* REQUIREMENT *
Locate every line in the records below that holds the word "title" and return each one.

* DATASET EXCERPTS *
++++++++++++++++++++
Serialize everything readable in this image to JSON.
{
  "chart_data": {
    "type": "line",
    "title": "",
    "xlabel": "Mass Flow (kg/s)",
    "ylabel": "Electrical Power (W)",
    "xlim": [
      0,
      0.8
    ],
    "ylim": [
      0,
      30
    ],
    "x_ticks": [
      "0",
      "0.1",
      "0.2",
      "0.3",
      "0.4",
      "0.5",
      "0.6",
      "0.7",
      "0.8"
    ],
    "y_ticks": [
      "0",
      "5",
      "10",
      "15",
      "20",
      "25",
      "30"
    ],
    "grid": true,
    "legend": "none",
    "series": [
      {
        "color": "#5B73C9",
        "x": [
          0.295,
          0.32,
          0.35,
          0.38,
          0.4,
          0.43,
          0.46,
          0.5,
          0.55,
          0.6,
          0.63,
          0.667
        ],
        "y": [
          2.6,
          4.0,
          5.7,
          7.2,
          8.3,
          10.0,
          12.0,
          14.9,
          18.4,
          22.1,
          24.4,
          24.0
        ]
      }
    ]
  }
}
++++++++++++++++++++
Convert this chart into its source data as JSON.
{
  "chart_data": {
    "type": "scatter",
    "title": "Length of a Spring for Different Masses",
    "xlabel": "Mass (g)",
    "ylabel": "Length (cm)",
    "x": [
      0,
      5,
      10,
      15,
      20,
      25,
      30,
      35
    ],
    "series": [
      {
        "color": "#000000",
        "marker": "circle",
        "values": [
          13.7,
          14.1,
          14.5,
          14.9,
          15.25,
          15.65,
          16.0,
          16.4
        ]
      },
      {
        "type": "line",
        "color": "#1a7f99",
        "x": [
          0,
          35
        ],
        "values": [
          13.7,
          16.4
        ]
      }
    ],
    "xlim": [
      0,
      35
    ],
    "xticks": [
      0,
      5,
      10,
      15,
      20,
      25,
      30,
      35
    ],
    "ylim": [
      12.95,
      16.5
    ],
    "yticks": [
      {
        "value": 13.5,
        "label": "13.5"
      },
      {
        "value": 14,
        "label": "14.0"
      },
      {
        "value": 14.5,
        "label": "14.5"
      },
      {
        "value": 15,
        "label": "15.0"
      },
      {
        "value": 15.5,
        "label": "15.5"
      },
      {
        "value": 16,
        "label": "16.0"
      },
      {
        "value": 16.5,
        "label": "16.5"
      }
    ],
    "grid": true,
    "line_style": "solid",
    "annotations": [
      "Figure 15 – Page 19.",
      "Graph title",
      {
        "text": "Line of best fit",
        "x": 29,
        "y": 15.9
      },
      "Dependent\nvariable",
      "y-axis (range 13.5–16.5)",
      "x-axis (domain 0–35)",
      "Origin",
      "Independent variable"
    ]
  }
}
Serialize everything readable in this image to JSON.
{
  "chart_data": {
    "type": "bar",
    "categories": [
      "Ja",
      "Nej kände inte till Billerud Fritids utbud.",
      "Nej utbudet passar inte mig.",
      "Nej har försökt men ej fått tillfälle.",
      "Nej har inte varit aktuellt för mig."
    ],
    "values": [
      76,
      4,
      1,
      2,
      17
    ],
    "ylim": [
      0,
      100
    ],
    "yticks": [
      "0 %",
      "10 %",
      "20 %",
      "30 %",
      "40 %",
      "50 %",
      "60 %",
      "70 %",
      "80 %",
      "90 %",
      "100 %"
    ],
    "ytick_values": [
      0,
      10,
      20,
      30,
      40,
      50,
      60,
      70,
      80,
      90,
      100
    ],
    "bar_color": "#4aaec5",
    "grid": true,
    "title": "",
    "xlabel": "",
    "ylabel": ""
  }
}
++++++++++++++++++++
* FINISHED EXERCISE *
    "title": "",
    "title": "Length of a Spring for Different Masses",
      "Graph title",
    "title": "",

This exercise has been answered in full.